* Begin Provided data *

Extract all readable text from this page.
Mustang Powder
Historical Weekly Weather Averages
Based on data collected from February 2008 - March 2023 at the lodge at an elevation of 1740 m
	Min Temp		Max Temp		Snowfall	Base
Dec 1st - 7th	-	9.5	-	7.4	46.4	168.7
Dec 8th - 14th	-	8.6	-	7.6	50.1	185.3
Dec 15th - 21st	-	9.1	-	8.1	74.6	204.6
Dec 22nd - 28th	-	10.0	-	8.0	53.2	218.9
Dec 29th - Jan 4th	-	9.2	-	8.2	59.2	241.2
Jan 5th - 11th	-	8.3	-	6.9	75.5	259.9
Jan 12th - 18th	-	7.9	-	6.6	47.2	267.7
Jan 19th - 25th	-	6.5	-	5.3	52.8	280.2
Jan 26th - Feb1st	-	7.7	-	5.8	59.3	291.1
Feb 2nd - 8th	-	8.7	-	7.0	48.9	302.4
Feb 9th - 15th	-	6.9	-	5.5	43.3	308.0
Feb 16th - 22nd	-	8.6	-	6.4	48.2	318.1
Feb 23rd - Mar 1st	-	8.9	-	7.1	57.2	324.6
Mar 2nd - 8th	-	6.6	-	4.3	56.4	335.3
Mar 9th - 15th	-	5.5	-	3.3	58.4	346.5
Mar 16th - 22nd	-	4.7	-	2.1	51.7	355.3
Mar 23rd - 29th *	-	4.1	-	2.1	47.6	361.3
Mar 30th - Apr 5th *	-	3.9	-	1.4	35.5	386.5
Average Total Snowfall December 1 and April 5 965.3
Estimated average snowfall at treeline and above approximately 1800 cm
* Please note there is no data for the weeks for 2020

* End Provided data *

■ **Given request**: Transcribe all of the material exactly. Omit nothing.

■ **Task answer**:
Extract all readable text from this page.
Mustang Powder
Historical Weekly Weather Averages
Based on data collected from February 2008 - March 2023 at the lodge at an elevation of 1740 m
	Min Temp		Max Temp		Snowfall	Base
Dec 1st - 7th	-	9.5	-	7.4	46.4	168.7
Dec 8th - 14th	-	8.6	-	7.6	50.1	185.3
Dec 15th - 21st	-	9.1	-	8.1	74.6	204.6
Dec 22nd - 28th	-	10.0	-	8.0	53.2	218.9
Dec 29th - Jan 4th	-	9.2	-	8.2	59.2	241.2
Jan 5th - 11th	-	8.3	-	6.9	75.5	259.9
Jan 12th - 18th	-	7.9	-	6.6	47.2	267.7
Jan 19th - 25th	-	6.5	-	5.3	52.8	280.2
Jan 26th - Feb1st	-	7.7	-	5.8	59.3	291.1
Feb 2nd - 8th	-	8.7	-	7.0	48.9	302.4
Feb 9th - 15th	-	6.9	-	5.5	43.3	308.0
Feb 16th - 22nd	-	8.6	-	6.4	48.2	318.1
Feb 23rd - Mar 1st	-	8.9	-	7.1	57.2	324.6
Mar 2nd - 8th	-	6.6	-	4.3	56.4	335.3
Mar 9th - 15th	-	5.5	-	3.3	58.4	346.5
Mar 16th - 22nd	-	4.7	-	2.1	51.7	355.3
Mar 23rd - 29th *	-	4.1	-	2.1	47.6	361.3
Mar 30th - Apr 5th *	-	3.9	-	1.4	35.5	386.5
Average Total Snowfall December 1 and April 5 965.3
Estimated average snowfall at treeline and above approximately 1800 cm
* Please note there is no data for the weeks for 2020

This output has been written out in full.